● **PROBLEM DESCRIPTION**
Filter the entries, keeping every line with the word "people".

● **GIVEN DATA**
[START]
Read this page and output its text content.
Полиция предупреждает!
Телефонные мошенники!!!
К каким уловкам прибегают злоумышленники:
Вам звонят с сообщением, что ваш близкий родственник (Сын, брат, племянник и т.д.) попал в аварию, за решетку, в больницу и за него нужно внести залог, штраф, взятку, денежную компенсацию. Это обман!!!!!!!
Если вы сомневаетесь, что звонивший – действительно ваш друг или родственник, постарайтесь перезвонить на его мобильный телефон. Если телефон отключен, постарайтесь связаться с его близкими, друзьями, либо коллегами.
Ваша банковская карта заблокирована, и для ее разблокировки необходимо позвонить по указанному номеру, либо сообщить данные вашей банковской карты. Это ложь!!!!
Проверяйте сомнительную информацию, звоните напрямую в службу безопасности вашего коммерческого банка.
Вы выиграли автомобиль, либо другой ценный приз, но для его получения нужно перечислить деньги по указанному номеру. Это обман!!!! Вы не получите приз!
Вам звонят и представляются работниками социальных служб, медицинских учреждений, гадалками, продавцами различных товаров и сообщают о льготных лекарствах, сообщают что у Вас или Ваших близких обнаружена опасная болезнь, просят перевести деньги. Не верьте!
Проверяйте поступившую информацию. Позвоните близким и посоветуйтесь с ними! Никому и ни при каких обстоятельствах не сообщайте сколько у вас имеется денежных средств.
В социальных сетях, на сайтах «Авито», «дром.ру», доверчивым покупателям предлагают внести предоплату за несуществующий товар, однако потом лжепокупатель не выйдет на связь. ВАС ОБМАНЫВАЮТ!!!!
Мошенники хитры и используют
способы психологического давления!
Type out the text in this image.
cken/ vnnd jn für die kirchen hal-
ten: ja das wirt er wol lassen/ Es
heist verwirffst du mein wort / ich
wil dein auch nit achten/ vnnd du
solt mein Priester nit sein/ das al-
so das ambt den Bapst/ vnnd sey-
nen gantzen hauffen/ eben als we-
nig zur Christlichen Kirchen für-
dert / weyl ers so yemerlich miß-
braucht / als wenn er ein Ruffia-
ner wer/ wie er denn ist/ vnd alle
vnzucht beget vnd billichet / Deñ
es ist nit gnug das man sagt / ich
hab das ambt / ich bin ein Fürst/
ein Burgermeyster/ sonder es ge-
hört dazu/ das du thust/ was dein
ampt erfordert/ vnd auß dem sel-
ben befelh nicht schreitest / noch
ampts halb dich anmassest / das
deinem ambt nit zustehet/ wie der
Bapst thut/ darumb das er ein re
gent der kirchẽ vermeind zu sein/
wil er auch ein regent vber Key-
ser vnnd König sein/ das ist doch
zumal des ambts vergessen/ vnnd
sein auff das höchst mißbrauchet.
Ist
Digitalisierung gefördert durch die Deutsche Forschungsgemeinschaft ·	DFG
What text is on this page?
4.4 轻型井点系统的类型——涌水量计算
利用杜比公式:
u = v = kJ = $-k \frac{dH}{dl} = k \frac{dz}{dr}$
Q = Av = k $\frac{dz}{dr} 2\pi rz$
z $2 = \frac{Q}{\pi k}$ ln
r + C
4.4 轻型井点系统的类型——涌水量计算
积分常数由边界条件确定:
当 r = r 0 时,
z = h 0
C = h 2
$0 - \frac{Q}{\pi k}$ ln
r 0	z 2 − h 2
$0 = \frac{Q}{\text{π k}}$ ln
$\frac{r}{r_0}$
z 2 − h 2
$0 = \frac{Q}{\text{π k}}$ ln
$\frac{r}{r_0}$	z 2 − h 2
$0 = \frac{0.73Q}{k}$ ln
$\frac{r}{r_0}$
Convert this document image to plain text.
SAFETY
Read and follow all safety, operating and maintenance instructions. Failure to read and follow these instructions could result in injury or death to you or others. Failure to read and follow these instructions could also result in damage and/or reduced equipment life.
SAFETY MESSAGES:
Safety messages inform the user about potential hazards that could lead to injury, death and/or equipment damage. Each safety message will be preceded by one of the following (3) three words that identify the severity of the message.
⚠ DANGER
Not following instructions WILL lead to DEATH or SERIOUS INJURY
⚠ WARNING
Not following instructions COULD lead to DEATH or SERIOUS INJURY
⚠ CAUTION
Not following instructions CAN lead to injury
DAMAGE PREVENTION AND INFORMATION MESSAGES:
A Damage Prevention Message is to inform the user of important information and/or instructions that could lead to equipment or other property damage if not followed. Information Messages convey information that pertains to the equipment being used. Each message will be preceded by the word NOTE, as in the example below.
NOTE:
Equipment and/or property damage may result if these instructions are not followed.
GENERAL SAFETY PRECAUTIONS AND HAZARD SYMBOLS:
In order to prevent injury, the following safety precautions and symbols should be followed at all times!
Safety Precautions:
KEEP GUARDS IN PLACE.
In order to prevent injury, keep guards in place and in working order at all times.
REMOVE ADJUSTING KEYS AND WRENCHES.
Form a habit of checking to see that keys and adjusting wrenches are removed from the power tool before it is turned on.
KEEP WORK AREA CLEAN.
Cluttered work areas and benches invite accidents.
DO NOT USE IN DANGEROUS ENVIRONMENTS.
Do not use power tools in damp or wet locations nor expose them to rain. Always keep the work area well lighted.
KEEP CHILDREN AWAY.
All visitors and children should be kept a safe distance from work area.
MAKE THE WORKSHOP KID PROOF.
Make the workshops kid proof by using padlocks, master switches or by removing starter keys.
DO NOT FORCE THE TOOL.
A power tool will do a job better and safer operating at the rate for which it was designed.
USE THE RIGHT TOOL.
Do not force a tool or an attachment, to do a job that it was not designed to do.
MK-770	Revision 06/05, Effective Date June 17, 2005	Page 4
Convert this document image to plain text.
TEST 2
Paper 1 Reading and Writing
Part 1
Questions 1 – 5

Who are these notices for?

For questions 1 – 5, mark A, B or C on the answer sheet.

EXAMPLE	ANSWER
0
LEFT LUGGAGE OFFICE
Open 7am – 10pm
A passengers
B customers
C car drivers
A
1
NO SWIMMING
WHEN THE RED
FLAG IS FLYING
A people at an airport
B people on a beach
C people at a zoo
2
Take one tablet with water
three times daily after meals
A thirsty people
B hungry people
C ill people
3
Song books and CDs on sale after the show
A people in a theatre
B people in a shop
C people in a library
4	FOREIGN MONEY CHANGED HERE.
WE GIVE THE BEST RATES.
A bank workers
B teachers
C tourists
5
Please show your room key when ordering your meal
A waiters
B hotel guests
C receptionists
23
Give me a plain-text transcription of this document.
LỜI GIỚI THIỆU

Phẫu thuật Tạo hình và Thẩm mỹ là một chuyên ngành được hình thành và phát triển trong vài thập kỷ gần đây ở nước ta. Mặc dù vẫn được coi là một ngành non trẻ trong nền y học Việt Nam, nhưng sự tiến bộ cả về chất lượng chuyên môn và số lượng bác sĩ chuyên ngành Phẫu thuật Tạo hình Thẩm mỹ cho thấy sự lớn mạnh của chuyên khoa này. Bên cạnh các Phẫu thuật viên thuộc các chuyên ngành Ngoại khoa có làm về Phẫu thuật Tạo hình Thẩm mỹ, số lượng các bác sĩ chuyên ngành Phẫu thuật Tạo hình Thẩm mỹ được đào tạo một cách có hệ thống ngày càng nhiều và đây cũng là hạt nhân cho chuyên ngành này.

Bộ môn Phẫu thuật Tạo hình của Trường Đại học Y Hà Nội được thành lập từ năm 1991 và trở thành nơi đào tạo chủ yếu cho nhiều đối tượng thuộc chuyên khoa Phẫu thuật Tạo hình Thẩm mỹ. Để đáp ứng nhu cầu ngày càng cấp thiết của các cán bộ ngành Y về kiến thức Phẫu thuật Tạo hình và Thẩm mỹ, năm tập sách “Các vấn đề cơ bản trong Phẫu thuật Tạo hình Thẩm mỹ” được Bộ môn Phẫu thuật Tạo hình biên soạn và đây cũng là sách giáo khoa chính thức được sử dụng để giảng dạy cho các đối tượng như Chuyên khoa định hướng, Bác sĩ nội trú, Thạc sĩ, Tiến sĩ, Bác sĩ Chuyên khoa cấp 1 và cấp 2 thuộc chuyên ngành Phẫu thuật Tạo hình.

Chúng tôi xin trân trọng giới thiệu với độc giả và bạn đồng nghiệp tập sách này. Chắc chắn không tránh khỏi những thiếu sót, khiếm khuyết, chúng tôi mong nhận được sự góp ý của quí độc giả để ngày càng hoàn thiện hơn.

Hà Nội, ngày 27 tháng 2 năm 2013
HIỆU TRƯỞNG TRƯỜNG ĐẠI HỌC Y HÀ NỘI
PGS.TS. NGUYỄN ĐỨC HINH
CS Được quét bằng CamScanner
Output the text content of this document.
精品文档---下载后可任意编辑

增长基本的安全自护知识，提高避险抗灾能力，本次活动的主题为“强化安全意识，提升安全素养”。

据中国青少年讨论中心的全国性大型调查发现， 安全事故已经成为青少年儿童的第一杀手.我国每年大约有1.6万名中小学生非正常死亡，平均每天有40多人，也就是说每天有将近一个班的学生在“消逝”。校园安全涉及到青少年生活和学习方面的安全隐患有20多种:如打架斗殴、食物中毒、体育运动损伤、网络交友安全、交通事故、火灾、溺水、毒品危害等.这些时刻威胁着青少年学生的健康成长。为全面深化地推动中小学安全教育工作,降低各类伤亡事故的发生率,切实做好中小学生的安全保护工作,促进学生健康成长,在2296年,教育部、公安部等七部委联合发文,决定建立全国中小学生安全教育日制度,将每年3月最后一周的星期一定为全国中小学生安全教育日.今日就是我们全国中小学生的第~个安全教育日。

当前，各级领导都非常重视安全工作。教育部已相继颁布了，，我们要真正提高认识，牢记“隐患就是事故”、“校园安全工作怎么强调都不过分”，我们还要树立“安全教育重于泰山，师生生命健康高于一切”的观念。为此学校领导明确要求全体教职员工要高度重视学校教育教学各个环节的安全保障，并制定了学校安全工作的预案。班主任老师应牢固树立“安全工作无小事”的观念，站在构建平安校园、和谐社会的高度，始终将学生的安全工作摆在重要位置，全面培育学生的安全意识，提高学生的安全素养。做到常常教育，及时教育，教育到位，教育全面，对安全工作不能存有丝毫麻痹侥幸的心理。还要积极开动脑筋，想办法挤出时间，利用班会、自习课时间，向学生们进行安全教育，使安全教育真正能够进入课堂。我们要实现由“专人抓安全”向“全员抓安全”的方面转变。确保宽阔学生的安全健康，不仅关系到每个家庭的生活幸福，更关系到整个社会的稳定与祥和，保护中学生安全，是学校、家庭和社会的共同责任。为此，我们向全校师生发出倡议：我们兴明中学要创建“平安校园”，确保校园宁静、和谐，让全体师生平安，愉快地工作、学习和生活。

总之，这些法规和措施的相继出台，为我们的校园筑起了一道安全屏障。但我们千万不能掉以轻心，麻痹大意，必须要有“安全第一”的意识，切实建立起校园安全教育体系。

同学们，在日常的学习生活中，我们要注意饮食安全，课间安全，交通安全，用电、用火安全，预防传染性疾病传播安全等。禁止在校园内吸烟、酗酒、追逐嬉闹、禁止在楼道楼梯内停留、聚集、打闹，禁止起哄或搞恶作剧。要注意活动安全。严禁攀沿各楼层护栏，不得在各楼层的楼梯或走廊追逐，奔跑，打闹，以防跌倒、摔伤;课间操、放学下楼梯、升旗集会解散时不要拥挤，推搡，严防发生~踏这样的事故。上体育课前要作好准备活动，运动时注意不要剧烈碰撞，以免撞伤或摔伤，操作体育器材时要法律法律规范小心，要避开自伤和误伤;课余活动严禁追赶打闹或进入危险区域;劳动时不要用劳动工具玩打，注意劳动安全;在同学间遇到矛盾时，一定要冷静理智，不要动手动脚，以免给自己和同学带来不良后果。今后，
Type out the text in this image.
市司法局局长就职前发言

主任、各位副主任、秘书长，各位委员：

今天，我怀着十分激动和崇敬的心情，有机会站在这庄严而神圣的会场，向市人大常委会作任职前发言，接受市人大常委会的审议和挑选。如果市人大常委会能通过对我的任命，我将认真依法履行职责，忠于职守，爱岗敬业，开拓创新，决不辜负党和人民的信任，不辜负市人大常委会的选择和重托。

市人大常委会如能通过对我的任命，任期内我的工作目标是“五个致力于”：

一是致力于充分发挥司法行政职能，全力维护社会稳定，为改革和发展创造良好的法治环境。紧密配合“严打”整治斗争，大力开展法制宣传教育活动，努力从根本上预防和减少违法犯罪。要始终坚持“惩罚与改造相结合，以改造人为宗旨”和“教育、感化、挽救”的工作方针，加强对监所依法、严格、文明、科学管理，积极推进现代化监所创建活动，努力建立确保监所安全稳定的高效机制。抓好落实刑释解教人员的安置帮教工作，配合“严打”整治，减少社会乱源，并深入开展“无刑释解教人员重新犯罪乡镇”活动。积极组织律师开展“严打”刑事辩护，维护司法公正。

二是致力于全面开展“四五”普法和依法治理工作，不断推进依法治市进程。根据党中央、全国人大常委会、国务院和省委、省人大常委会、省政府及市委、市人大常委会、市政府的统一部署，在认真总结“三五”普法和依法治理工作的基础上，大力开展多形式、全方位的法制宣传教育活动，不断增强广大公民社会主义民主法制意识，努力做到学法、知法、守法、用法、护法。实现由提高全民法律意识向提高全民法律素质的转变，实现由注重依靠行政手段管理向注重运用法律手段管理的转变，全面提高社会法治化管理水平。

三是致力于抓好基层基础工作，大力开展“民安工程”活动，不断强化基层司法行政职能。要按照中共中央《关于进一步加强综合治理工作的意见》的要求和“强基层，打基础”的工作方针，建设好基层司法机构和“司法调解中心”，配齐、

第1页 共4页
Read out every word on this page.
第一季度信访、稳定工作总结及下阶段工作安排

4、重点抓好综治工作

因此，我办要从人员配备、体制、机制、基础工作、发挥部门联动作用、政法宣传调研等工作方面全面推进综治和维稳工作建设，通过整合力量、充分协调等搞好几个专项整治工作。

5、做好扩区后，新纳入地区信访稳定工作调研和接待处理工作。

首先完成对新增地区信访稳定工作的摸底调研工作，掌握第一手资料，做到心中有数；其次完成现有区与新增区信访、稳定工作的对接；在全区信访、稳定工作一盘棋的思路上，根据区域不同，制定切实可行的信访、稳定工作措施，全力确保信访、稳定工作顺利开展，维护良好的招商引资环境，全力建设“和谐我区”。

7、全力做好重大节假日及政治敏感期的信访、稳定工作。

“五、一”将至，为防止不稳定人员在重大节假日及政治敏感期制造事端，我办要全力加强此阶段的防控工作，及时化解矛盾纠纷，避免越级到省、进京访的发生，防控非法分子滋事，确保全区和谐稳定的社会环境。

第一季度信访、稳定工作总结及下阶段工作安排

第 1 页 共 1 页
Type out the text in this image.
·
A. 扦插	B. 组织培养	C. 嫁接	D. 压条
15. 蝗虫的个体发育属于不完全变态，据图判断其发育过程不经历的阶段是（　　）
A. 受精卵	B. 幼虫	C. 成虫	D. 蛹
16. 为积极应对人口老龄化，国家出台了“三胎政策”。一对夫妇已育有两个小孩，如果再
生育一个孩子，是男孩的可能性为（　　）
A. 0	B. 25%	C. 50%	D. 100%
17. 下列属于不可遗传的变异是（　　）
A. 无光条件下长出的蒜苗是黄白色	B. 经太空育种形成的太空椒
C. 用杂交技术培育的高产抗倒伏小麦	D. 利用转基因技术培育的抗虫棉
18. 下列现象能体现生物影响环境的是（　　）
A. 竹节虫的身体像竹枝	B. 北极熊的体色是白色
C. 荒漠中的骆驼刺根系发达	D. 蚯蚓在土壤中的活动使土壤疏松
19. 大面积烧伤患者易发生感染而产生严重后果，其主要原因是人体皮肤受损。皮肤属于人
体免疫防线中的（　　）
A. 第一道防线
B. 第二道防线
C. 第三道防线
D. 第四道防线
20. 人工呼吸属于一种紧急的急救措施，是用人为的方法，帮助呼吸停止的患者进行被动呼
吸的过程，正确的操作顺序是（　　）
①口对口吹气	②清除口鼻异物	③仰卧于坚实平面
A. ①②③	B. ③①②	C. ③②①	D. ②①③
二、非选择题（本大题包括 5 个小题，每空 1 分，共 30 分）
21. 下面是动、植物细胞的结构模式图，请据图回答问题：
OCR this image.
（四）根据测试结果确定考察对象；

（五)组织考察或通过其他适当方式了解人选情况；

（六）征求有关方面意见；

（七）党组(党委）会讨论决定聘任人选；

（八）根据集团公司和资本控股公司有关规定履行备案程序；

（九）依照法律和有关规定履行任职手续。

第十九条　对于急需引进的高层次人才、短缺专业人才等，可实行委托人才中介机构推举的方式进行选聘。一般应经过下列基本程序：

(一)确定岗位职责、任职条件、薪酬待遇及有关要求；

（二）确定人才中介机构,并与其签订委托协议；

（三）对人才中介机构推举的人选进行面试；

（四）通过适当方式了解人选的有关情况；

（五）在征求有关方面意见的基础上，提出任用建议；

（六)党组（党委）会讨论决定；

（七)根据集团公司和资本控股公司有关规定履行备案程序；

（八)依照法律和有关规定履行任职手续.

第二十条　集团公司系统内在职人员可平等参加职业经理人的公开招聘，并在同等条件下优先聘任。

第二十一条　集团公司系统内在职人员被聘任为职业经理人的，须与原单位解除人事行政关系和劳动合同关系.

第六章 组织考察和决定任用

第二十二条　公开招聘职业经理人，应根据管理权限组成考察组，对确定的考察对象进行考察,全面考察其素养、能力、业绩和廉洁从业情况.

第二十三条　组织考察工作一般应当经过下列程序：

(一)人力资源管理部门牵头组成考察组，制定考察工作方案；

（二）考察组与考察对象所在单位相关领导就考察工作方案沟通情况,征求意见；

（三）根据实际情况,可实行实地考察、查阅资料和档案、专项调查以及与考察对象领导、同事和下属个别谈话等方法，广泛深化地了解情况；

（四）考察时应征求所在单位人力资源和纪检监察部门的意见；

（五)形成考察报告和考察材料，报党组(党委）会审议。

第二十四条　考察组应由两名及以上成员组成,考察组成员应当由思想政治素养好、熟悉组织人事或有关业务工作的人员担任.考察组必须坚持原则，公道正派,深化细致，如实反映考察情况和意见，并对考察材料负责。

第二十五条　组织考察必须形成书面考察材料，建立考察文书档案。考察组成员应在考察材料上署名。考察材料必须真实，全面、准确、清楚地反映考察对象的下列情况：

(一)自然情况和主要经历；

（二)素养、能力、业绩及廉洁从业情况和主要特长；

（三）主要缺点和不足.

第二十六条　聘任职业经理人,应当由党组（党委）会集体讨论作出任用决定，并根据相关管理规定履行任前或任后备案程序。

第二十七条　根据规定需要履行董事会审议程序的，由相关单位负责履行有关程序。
[END]
● **RESPONSE**
A people at an airport
B people on a beach
C people at a zoo
A thirsty people
B hungry people
C ill people
A people in a theatre
B people in a shop
C people in a library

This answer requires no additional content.